Write out every line below that includes the word "зависимости".
┌─ Record excerpts
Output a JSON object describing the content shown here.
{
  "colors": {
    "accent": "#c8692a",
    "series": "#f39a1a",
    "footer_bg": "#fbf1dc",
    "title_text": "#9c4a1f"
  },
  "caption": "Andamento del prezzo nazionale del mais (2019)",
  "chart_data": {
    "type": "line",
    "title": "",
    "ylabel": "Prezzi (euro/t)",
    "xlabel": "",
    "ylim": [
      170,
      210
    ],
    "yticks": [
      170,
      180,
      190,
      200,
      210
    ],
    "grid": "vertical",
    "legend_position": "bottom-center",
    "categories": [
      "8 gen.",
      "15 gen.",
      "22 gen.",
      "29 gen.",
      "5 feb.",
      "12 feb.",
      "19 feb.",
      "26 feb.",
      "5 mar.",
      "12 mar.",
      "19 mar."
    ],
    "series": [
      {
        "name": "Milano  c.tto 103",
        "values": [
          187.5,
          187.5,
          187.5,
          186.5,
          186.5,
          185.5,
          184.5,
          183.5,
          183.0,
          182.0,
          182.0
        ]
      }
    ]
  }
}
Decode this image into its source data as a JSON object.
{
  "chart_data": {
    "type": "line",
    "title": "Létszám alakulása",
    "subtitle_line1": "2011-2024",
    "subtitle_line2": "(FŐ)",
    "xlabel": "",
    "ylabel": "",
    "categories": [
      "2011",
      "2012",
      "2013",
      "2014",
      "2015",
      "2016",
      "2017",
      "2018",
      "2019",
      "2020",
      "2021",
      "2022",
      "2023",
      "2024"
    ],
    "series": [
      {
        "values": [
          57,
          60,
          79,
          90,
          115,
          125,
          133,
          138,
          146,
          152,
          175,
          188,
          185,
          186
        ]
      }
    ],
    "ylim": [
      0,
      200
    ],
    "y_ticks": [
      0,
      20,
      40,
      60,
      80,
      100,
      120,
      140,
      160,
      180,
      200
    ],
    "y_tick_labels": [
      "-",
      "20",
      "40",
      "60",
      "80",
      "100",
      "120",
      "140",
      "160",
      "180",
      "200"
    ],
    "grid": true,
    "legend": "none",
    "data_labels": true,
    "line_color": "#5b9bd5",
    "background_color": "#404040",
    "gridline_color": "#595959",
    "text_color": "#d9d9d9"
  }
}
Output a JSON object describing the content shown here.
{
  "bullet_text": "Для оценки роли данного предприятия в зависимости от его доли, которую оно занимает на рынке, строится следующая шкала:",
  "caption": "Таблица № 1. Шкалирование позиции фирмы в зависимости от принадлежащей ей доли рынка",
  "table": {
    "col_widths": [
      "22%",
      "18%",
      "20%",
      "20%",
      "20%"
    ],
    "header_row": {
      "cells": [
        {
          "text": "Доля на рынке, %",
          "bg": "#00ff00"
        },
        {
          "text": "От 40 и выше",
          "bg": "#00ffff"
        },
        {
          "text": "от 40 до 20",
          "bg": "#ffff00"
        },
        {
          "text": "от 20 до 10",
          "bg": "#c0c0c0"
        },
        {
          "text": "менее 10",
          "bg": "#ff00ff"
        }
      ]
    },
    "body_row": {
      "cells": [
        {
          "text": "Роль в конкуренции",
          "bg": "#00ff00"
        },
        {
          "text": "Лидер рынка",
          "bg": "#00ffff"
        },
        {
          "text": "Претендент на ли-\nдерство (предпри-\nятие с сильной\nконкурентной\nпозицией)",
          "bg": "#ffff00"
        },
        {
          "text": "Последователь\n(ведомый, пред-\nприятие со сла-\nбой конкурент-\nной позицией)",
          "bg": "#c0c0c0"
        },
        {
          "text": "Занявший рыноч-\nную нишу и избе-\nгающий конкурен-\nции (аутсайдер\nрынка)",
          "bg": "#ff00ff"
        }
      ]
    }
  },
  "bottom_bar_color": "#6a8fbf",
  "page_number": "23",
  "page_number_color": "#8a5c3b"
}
└─
[Solution to the exercise]
  "bullet_text": "Для оценки роли данного предприятия в зависимости от его доли, которую оно занимает на рынке, строится следующая шкала:",
  "caption": "Таблица № 1. Шкалирование позиции фирмы в зависимости от принадлежащей ей доли рынка",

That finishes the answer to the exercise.